(Figure content listings)
____
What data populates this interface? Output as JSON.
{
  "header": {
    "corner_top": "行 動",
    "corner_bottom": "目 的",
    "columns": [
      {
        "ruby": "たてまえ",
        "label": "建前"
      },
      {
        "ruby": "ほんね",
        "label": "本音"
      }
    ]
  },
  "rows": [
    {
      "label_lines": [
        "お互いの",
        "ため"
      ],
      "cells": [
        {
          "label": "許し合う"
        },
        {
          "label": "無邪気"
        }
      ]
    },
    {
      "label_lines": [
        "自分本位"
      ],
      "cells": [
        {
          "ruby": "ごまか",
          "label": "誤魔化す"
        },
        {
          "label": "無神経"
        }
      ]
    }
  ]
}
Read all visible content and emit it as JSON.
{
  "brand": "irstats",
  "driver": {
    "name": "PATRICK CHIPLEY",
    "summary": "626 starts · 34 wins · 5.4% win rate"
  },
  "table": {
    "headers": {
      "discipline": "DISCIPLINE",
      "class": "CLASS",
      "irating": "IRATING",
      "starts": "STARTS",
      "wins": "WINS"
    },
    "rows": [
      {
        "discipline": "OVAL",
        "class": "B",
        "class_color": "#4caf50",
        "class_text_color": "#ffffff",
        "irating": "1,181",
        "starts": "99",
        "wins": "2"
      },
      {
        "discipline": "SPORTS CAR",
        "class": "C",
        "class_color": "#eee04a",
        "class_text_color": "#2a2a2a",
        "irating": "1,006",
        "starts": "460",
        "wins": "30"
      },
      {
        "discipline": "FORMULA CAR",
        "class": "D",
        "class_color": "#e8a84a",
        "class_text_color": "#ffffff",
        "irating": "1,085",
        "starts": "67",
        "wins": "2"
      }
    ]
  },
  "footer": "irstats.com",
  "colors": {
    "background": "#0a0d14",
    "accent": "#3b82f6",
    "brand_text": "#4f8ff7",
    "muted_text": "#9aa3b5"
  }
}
____
## Task brief
Repeat the data above exactly.

## Worked answer
What data populates this interface? Output as JSON.
{
  "header": {
    "corner_top": "行 動",
    "corner_bottom": "目 的",
    "columns": [
      {
        "ruby": "たてまえ",
        "label": "建前"
      },
      {
        "ruby": "ほんね",
        "label": "本音"
      }
    ]
  },
  "rows": [
    {
      "label_lines": [
        "お互いの",
        "ため"
      ],
      "cells": [
        {
          "label": "許し合う"
        },
        {
          "label": "無邪気"
        }
      ]
    },
    {
      "label_lines": [
        "自分本位"
      ],
      "cells": [
        {
          "ruby": "ごまか",
          "label": "誤魔化す"
        },
        {
          "label": "無神経"
        }
      ]
    }
  ]
}
Read all visible content and emit it as JSON.
{
  "brand": "irstats",
  "driver": {
    "name": "PATRICK CHIPLEY",
    "summary": "626 starts · 34 wins · 5.4% win rate"
  },
  "table": {
    "headers": {
      "discipline": "DISCIPLINE",
      "class": "CLASS",
      "irating": "IRATING",
      "starts": "STARTS",
      "wins": "WINS"
    },
    "rows": [
      {
        "discipline": "OVAL",
        "class": "B",
        "class_color": "#4caf50",
        "class_text_color": "#ffffff",
        "irating": "1,181",
        "starts": "99",
        "wins": "2"
      },
      {
        "discipline": "SPORTS CAR",
        "class": "C",
        "class_color": "#eee04a",
        "class_text_color": "#2a2a2a",
        "irating": "1,006",
        "starts": "460",
        "wins": "30"
      },
      {
        "discipline": "FORMULA CAR",
        "class": "D",
        "class_color": "#e8a84a",
        "class_text_color": "#ffffff",
        "irating": "1,085",
        "starts": "67",
        "wins": "2"
      }
    ]
  },
  "footer": "irstats.com",
  "colors": {
    "background": "#0a0d14",
    "accent": "#3b82f6",
    "brand_text": "#4f8ff7",
    "muted_text": "#9aa3b5"
  }
}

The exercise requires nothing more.